## Task inputs:

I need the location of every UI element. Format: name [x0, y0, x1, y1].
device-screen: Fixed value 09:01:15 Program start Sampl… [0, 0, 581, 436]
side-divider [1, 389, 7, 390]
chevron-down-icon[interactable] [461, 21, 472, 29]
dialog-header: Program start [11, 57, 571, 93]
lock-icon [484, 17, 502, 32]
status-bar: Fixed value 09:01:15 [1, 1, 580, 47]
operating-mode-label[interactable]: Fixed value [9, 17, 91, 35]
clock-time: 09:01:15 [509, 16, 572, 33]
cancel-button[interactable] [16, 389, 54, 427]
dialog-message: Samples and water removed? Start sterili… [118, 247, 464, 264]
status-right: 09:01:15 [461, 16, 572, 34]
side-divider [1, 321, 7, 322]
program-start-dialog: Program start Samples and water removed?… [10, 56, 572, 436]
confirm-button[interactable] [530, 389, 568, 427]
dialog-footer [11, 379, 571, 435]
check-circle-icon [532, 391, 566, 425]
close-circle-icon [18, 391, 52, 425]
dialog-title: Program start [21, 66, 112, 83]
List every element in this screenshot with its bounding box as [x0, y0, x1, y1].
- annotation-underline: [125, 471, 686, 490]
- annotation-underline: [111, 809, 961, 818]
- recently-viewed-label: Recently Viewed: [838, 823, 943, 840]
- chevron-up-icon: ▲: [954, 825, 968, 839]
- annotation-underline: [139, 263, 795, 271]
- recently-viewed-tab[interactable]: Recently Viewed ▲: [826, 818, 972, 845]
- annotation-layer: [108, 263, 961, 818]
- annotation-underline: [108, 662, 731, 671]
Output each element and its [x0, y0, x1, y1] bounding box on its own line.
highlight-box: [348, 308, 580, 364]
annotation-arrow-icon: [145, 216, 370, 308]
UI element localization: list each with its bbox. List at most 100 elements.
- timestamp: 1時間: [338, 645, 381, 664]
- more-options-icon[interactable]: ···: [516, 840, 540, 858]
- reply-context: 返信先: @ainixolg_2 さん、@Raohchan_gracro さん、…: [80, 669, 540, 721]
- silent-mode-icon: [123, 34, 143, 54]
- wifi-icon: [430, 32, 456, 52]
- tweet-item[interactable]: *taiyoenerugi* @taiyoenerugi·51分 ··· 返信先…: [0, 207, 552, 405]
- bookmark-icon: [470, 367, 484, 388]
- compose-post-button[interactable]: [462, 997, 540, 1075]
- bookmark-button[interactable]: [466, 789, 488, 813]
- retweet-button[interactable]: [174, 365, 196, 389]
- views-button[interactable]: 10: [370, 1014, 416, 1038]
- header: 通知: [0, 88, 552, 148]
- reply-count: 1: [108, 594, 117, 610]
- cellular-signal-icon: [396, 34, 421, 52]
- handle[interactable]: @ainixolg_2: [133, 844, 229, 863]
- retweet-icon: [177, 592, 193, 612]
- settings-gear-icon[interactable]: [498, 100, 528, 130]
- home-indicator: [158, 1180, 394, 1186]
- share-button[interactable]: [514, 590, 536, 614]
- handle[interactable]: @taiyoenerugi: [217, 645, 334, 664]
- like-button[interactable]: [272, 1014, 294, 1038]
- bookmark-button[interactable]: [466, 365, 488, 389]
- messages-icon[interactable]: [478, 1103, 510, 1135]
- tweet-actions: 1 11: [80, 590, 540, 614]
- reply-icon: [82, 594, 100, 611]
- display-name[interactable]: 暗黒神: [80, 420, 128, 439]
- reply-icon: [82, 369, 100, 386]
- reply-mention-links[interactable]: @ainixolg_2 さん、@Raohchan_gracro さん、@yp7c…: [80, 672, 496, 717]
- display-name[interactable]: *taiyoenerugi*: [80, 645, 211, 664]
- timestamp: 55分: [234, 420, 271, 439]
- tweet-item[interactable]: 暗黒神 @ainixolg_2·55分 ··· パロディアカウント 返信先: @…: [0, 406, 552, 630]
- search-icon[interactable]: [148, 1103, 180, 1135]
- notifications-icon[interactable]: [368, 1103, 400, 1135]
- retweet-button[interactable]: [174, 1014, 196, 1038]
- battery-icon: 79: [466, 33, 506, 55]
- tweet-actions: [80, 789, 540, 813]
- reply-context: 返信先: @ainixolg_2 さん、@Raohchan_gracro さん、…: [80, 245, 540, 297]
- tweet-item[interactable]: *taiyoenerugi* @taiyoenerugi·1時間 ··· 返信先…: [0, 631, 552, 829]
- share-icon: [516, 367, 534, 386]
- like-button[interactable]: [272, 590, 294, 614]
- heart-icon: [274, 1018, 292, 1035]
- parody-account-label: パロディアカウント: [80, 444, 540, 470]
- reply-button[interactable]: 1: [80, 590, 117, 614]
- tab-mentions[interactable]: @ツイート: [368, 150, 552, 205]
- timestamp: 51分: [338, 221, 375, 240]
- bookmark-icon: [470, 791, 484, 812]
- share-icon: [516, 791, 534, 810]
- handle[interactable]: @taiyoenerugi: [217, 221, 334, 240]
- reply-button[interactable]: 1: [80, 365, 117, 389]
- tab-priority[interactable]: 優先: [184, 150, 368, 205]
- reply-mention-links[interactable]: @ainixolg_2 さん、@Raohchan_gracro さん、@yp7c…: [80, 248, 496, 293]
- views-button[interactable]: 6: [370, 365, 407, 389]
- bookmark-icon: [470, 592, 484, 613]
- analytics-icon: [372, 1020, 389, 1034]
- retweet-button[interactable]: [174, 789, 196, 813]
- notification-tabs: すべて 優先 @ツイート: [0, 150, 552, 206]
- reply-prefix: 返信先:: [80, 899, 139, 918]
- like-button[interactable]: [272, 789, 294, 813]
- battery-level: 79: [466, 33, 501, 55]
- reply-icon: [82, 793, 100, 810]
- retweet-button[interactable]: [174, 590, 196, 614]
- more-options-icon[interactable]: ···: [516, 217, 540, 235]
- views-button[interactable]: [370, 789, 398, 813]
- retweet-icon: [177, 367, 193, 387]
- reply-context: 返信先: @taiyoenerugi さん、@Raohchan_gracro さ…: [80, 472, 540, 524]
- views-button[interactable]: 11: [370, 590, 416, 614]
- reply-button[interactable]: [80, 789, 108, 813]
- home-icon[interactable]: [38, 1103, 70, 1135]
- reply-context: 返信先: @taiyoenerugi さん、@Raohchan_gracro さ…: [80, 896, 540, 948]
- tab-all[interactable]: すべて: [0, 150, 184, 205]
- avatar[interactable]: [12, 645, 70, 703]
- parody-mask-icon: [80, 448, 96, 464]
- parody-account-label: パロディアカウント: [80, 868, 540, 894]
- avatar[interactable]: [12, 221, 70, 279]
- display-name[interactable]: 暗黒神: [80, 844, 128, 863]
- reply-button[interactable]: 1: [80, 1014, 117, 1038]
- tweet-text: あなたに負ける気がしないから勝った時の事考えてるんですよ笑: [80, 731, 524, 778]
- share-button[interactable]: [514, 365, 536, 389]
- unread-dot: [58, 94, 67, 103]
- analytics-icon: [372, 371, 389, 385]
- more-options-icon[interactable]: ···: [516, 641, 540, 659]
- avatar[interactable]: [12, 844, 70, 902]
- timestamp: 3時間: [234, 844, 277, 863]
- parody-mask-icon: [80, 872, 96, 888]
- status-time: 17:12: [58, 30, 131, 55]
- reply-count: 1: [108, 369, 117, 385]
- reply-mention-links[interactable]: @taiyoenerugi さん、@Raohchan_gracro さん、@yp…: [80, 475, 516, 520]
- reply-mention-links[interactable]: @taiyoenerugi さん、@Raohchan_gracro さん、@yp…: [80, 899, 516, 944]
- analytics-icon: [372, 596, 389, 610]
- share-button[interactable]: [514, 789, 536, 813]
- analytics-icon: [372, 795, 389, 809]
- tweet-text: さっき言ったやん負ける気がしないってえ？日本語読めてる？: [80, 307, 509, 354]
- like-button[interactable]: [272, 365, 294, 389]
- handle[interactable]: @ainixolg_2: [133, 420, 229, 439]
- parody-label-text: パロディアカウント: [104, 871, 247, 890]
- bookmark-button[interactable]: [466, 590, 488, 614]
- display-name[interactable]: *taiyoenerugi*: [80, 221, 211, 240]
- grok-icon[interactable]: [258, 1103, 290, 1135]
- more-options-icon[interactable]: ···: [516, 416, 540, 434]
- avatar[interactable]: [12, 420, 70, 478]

## Challenge:
Print every row from the first line through the line containing "- header: 通知: [0, 88, 552, 148]", including that line, reproducing each one unchanged.

## Complete answer:
I need the location of every UI element. Format: name [x0, y0, x1, y1].
device-screen: Fixed value 09:01:15 Program start Sampl… [0, 0, 581, 436]
side-divider [1, 389, 7, 390]
chevron-down-icon[interactable] [461, 21, 472, 29]
dialog-header: Program start [11, 57, 571, 93]
lock-icon [484, 17, 502, 32]
status-bar: Fixed value 09:01:15 [1, 1, 580, 47]
operating-mode-label[interactable]: Fixed value [9, 17, 91, 35]
clock-time: 09:01:15 [509, 16, 572, 33]
cancel-button[interactable] [16, 389, 54, 427]
dialog-message: Samples and water removed? Start sterili… [118, 247, 464, 264]
status-right: 09:01:15 [461, 16, 572, 34]
side-divider [1, 321, 7, 322]
program-start-dialog: Program start Samples and water removed?… [10, 56, 572, 436]
confirm-button[interactable] [530, 389, 568, 427]
dialog-footer [11, 379, 571, 435]
check-circle-icon [532, 391, 566, 425]
close-circle-icon [18, 391, 52, 425]
dialog-title: Program start [21, 66, 112, 83]
List every element in this screenshot with its bounding box as [x0, y0, x1, y1].
- annotation-underline: [125, 471, 686, 490]
- annotation-underline: [111, 809, 961, 818]
- recently-viewed-label: Recently Viewed: [838, 823, 943, 840]
- chevron-up-icon: ▲: [954, 825, 968, 839]
- annotation-underline: [139, 263, 795, 271]
- recently-viewed-tab[interactable]: Recently Viewed ▲: [826, 818, 972, 845]
- annotation-layer: [108, 263, 961, 818]
- annotation-underline: [108, 662, 731, 671]
Output each element and its [x0, y0, x1, y1] bounding box on its own line.
highlight-box: [348, 308, 580, 364]
annotation-arrow-icon: [145, 216, 370, 308]
UI element localization: list each with its bbox. List at most 100 elements.
- timestamp: 1時間: [338, 645, 381, 664]
- more-options-icon[interactable]: ···: [516, 840, 540, 858]
- reply-context: 返信先: @ainixolg_2 さん、@Raohchan_gracro さん、…: [80, 669, 540, 721]
- silent-mode-icon: [123, 34, 143, 54]
- wifi-icon: [430, 32, 456, 52]
- tweet-item[interactable]: *taiyoenerugi* @taiyoenerugi·51分 ··· 返信先…: [0, 207, 552, 405]
- bookmark-icon: [470, 367, 484, 388]
- compose-post-button[interactable]: [462, 997, 540, 1075]
- bookmark-button[interactable]: [466, 789, 488, 813]
- retweet-button[interactable]: [174, 365, 196, 389]
- views-button[interactable]: 10: [370, 1014, 416, 1038]
- header: 通知: [0, 88, 552, 148]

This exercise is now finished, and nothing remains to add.